* EXERCISE INPUT:
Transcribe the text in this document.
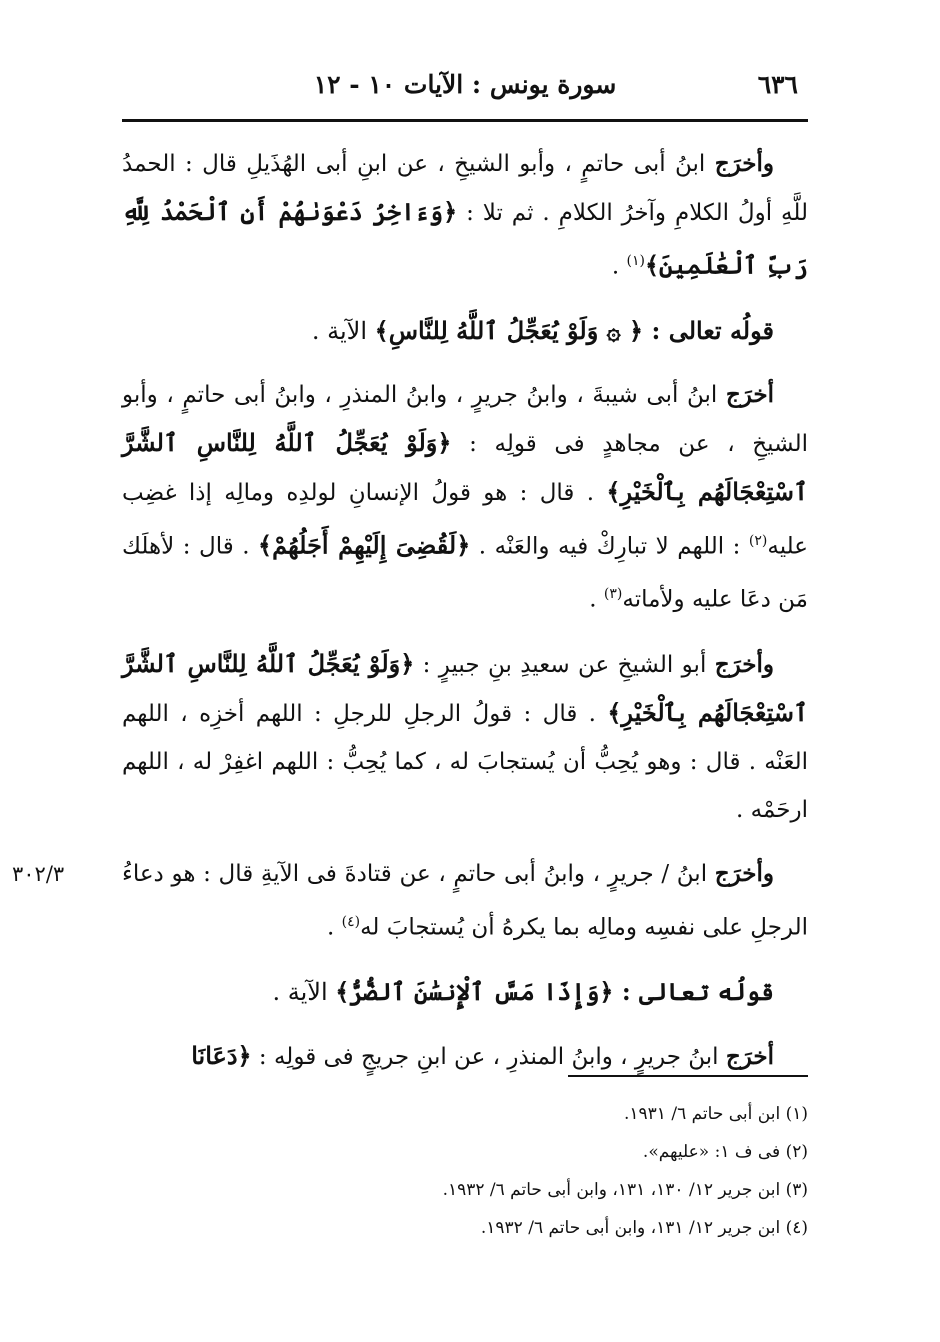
٦٣٦
سورة يونس : الآيات ١٠ - ١٢

وأخرَج ابنُ أبى حاتمٍ ، وأبو الشيخِ ، عن ابنِ أبى الهُذَيلِ قال : الحمدُ للَّهِ أولُ الكلامِ وآخرُ الكلامِ . ثم تلا : ﴿وَءَاخِرُ دَعْوَىٰهُمْ أَنِ ٱلْحَمْدُ لِلَّهِ رَبِّ ٱلْعَٰلَمِينَ﴾$^{(١)}$ .

قولُه تعالى : ﴿ ۞ وَلَوْ يُعَجِّلُ ٱللَّهُ لِلنَّاسِ﴾ الآية .

أخرَج ابنُ أبى شيبةَ ، وابنُ جريرٍ ، وابنُ المنذرِ ، وابنُ أبى حاتمٍ ، وأبو الشيخِ ، عن مجاهدٍ فى قولِه : ﴿وَلَوْ يُعَجِّلُ ٱللَّهُ لِلنَّاسِ ٱلشَّرَّ ٱسْتِعْجَالَهُم بِٱلْخَيْرِ﴾ . قال : هو قولُ الإنسانِ لولدِه ومالِه إذا غضِب عليه$^{(٢)}$ : اللهم لا تبارِكْ فيه والعَنْه . ﴿لَقُضِىَ إِلَيْهِمْ أَجَلُهُمْ﴾ . قال : لأهلَك مَن دعَا عليه ولأماته$^{(٣)}$ .

وأخرَج أبو الشيخِ عن سعيدِ بنِ جبيرٍ : ﴿وَلَوْ يُعَجِّلُ ٱللَّهُ لِلنَّاسِ ٱلشَّرَّ ٱسْتِعْجَالَهُم بِٱلْخَيْرِ﴾ . قال : قولُ الرجلِ للرجلِ : اللهم أخزِه ، اللهم العَنْه . قال : وهو يُحِبُّ أن يُستجابَ له ، كما يُحِبُّ : اللهم اغفِرْ له ، اللهم ارحَمْه .

٣٠٢/٣	وأخرَج ابنُ / جريرٍ ، وابنُ أبى حاتمٍ ، عن قتادةَ فى الآيةِ قال : هو دعاءُ الرجلِ على نفسِه ومالِه بما يكرهُ أن يُستجابَ له$^{(٤)}$ .

قولُه تعالى : ﴿وَإِذَا مَسَّ ٱلْإِنسَٰنَ ٱلضُّرُّ﴾ الآية .

أخرَج ابنُ جريرٍ ، وابنُ المنذرِ ، عن ابنِ جريجٍ فى قولِه : ﴿دَعَانَا

(١) ابن أبى حاتم ٦/ ١٩٣١.

(٢) فى ف ١: «عليهم».

(٣) ابن جرير ١٢/ ١٣٠، ١٣١، وابن أبى حاتم ٦/ ١٩٣٢.

(٤) ابن جرير ١٢/ ١٣١، وابن أبى حاتم ٦/ ١٩٣٢.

* THE REQUEST:
The listing above must be printed again exactly, minus its pictures.

* COMPLETE RESPONSE:
Transcribe the text in this document.
٦٣٦
سورة يونس : الآيات ١٠ - ١٢

وأخرَج ابنُ أبى حاتمٍ ، وأبو الشيخِ ، عن ابنِ أبى الهُذَيلِ قال : الحمدُ للَّهِ أولُ الكلامِ وآخرُ الكلامِ . ثم تلا : ﴿وَءَاخِرُ دَعْوَىٰهُمْ أَنِ ٱلْحَمْدُ لِلَّهِ رَبِّ ٱلْعَٰلَمِينَ﴾$^{(١)}$ .

قولُه تعالى : ﴿ ۞ وَلَوْ يُعَجِّلُ ٱللَّهُ لِلنَّاسِ﴾ الآية .

أخرَج ابنُ أبى شيبةَ ، وابنُ جريرٍ ، وابنُ المنذرِ ، وابنُ أبى حاتمٍ ، وأبو الشيخِ ، عن مجاهدٍ فى قولِه : ﴿وَلَوْ يُعَجِّلُ ٱللَّهُ لِلنَّاسِ ٱلشَّرَّ ٱسْتِعْجَالَهُم بِٱلْخَيْرِ﴾ . قال : هو قولُ الإنسانِ لولدِه ومالِه إذا غضِب عليه$^{(٢)}$ : اللهم لا تبارِكْ فيه والعَنْه . ﴿لَقُضِىَ إِلَيْهِمْ أَجَلُهُمْ﴾ . قال : لأهلَك مَن دعَا عليه ولأماته$^{(٣)}$ .

وأخرَج أبو الشيخِ عن سعيدِ بنِ جبيرٍ : ﴿وَلَوْ يُعَجِّلُ ٱللَّهُ لِلنَّاسِ ٱلشَّرَّ ٱسْتِعْجَالَهُم بِٱلْخَيْرِ﴾ . قال : قولُ الرجلِ للرجلِ : اللهم أخزِه ، اللهم العَنْه . قال : وهو يُحِبُّ أن يُستجابَ له ، كما يُحِبُّ : اللهم اغفِرْ له ، اللهم ارحَمْه .

٣٠٢/٣	وأخرَج ابنُ / جريرٍ ، وابنُ أبى حاتمٍ ، عن قتادةَ فى الآيةِ قال : هو دعاءُ الرجلِ على نفسِه ومالِه بما يكرهُ أن يُستجابَ له$^{(٤)}$ .

قولُه تعالى : ﴿وَإِذَا مَسَّ ٱلْإِنسَٰنَ ٱلضُّرُّ﴾ الآية .

أخرَج ابنُ جريرٍ ، وابنُ المنذرِ ، عن ابنِ جريجٍ فى قولِه : ﴿دَعَانَا

(١) ابن أبى حاتم ٦/ ١٩٣١.

(٢) فى ف ١: «عليهم».

(٣) ابن جرير ١٢/ ١٣٠، ١٣١، وابن أبى حاتم ٦/ ١٩٣٢.

(٤) ابن جرير ١٢/ ١٣١، وابن أبى حاتم ٦/ ١٩٣٢.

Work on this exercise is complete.